Copy out each line of the data holding "delicious".

[Dataset items]

═══

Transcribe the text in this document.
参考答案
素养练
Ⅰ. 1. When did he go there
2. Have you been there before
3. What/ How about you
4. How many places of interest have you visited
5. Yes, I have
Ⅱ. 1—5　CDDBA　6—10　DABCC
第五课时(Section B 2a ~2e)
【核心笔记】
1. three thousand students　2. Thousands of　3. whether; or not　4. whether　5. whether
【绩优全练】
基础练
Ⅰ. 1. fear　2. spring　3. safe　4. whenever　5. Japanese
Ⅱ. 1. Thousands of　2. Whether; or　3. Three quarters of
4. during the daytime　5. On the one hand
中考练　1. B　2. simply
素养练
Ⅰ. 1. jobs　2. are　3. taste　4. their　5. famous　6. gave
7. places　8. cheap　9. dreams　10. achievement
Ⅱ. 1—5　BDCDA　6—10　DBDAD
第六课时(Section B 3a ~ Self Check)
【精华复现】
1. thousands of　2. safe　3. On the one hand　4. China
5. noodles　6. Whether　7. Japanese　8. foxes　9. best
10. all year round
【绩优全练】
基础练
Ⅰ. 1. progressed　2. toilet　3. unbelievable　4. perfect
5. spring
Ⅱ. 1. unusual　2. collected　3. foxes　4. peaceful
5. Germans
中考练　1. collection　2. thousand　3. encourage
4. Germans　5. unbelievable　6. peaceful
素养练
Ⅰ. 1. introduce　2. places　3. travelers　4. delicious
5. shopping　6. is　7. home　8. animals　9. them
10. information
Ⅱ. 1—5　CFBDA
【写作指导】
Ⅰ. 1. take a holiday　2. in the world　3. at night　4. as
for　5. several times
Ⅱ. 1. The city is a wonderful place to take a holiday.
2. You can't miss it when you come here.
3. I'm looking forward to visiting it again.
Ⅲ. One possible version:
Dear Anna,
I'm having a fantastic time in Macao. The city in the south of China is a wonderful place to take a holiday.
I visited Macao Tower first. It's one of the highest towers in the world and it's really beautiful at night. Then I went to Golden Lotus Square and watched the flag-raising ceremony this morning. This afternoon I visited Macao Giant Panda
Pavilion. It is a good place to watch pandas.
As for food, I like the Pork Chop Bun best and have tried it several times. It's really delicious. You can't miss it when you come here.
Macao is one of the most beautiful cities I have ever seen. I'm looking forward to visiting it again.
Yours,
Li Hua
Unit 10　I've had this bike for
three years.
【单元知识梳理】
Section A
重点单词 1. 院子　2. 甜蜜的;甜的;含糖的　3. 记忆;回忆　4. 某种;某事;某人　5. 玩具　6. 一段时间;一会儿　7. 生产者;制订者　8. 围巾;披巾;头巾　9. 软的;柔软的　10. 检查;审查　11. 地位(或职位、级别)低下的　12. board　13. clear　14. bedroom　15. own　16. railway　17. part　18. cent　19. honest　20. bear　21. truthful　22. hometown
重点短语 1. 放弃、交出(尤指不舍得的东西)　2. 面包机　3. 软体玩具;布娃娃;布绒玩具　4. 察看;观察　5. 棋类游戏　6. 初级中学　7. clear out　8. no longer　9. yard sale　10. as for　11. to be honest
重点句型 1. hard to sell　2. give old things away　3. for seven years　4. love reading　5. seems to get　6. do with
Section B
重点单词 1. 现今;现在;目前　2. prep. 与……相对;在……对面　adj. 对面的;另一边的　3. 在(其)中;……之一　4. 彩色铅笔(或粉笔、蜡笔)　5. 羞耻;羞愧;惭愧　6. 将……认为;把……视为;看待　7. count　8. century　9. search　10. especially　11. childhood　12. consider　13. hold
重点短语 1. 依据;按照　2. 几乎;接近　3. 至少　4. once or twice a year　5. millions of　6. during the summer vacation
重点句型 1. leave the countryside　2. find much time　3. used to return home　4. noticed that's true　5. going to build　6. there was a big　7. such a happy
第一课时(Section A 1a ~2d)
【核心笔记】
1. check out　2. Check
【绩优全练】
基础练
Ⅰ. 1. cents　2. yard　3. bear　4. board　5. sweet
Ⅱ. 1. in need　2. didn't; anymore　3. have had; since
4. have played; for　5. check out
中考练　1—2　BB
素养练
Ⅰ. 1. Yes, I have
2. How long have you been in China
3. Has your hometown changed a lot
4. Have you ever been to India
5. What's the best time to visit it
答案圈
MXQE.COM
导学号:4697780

═══

## Result of the task
Ⅰ. 1. introduce　2. places　3. travelers　4. delicious
As for food, I like the Pork Chop Bun best and have tried it several times. It's really delicious. You can't miss it when you come here.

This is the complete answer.